--- BEGIN Raw data ---

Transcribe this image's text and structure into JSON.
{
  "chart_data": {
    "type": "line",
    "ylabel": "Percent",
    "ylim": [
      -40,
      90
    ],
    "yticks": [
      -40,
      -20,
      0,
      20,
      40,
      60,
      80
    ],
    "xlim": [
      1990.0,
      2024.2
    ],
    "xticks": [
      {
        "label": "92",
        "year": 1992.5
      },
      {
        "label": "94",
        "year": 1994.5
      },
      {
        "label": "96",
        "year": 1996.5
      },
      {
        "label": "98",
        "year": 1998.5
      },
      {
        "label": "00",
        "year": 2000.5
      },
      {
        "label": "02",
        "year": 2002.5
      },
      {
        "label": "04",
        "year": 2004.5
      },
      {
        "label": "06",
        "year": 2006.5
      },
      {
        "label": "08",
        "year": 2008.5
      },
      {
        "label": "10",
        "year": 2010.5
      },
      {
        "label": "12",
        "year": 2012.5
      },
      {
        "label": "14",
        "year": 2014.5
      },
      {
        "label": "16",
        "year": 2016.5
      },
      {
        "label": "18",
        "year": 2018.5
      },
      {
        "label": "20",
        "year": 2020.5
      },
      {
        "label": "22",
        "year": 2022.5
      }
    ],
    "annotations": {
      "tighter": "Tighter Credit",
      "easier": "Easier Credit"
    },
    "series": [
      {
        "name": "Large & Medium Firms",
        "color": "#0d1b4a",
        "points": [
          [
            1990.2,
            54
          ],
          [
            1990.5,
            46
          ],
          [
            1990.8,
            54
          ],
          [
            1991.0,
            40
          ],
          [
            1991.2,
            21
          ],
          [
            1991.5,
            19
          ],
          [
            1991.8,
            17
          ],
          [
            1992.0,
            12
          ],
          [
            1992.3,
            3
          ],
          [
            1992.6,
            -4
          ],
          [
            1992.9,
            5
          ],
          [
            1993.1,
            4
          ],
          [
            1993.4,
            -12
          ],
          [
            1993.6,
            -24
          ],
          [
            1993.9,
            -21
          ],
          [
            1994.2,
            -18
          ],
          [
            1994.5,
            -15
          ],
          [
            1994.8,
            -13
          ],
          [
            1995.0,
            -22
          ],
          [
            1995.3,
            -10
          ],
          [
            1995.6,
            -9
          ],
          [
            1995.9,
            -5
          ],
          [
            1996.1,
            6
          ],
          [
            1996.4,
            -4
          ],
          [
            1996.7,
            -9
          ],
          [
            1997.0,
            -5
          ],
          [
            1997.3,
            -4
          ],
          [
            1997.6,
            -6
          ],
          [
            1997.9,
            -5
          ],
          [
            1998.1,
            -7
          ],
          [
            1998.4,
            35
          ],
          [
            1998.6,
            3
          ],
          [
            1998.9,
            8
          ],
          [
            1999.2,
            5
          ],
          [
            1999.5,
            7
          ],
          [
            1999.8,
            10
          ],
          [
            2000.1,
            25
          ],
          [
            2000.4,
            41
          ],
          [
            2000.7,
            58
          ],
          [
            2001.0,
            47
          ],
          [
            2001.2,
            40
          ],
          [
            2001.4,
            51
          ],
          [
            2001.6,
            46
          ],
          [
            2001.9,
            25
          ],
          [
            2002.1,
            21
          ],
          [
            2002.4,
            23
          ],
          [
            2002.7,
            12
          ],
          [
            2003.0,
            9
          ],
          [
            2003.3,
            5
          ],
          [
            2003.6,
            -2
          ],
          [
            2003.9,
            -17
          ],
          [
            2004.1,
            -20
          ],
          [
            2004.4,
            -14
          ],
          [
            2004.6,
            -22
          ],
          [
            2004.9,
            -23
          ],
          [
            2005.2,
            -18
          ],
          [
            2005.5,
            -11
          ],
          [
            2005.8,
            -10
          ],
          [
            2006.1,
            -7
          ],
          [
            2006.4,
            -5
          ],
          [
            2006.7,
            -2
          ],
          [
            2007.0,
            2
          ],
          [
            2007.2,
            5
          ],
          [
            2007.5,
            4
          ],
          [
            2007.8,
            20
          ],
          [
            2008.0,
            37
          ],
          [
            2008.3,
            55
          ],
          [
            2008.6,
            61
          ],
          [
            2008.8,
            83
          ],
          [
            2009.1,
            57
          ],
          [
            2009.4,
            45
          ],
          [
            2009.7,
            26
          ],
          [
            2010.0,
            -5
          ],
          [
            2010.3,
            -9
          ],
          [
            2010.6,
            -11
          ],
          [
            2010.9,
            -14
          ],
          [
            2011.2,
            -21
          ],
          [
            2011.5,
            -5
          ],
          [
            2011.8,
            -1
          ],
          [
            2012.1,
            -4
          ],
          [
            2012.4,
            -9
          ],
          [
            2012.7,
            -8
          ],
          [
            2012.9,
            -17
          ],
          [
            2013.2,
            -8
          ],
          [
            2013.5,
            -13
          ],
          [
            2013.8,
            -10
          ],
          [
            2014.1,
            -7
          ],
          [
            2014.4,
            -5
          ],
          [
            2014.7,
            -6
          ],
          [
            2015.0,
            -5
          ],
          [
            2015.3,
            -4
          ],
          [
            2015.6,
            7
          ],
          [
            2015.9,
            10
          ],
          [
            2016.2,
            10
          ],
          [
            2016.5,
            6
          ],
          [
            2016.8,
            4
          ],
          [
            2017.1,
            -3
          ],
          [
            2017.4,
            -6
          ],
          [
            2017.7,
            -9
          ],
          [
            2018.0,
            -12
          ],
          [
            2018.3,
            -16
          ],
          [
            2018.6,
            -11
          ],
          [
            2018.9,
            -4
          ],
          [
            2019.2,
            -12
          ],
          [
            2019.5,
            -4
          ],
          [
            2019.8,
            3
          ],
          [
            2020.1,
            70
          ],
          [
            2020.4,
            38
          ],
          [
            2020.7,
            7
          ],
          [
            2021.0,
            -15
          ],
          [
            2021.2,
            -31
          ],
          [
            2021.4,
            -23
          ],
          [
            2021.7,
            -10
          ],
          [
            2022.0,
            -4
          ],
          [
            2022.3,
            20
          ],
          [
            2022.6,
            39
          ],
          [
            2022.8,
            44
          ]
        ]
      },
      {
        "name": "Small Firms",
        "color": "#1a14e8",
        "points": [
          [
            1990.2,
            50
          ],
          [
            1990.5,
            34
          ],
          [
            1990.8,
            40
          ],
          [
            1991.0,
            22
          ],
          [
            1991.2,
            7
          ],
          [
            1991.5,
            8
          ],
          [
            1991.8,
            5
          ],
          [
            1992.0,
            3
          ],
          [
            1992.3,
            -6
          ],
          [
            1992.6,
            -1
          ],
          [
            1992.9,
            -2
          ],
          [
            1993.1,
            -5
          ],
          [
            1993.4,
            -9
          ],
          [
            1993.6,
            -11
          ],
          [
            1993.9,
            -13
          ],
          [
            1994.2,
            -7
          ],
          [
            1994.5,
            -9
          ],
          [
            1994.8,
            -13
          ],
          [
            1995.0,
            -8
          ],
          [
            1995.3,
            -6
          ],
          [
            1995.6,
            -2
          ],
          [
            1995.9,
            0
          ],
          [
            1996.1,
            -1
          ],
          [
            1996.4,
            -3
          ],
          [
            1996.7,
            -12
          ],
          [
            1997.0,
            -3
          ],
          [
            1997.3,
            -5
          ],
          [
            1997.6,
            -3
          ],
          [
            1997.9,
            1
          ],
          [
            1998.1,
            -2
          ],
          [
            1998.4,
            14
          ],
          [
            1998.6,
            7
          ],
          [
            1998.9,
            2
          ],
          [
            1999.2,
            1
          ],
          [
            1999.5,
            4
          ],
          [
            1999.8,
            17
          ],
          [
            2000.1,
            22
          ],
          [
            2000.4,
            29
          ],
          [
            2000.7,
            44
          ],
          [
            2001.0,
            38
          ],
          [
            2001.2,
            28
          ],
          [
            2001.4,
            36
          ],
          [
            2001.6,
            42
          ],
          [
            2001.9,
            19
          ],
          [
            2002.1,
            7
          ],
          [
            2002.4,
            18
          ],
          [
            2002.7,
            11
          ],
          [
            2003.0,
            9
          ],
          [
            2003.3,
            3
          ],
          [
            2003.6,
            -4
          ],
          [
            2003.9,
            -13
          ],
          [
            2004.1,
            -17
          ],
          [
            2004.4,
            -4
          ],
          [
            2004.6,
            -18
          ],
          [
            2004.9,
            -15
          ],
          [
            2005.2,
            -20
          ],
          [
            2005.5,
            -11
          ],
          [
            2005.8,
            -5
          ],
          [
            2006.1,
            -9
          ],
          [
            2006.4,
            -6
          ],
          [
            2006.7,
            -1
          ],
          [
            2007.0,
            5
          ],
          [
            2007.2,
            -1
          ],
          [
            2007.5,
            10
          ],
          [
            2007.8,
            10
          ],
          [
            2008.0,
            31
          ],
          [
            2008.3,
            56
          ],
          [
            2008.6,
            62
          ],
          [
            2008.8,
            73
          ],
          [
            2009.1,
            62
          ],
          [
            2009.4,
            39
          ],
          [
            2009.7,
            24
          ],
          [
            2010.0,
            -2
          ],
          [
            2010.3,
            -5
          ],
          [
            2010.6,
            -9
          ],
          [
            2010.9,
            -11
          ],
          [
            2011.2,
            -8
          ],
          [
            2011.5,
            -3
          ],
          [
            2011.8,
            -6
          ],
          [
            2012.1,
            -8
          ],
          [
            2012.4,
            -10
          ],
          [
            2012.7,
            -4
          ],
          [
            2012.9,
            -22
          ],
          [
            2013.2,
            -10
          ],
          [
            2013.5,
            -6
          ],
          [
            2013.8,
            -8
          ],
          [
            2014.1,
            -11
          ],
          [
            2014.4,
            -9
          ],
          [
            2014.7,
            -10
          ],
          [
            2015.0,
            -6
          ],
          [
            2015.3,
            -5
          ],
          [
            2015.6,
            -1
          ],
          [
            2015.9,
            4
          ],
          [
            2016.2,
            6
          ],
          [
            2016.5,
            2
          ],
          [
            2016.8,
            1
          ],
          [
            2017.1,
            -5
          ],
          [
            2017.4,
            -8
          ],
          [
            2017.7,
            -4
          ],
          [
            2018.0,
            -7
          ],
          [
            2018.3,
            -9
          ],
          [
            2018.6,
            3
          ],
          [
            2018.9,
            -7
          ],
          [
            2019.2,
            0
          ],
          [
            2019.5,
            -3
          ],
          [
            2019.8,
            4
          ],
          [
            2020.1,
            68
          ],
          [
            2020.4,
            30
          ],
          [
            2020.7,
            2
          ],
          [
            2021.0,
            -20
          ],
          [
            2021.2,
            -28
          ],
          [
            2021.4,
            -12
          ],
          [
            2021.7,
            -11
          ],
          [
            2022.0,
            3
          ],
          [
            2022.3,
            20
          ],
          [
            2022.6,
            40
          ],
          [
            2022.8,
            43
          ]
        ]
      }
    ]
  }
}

--- END Raw data ---

Exercise task: Where a line of the entries contains the word "Credit", copy that line.

Response for this exercise:
      "tighter": "Tighter Credit",
      "easier": "Easier Credit"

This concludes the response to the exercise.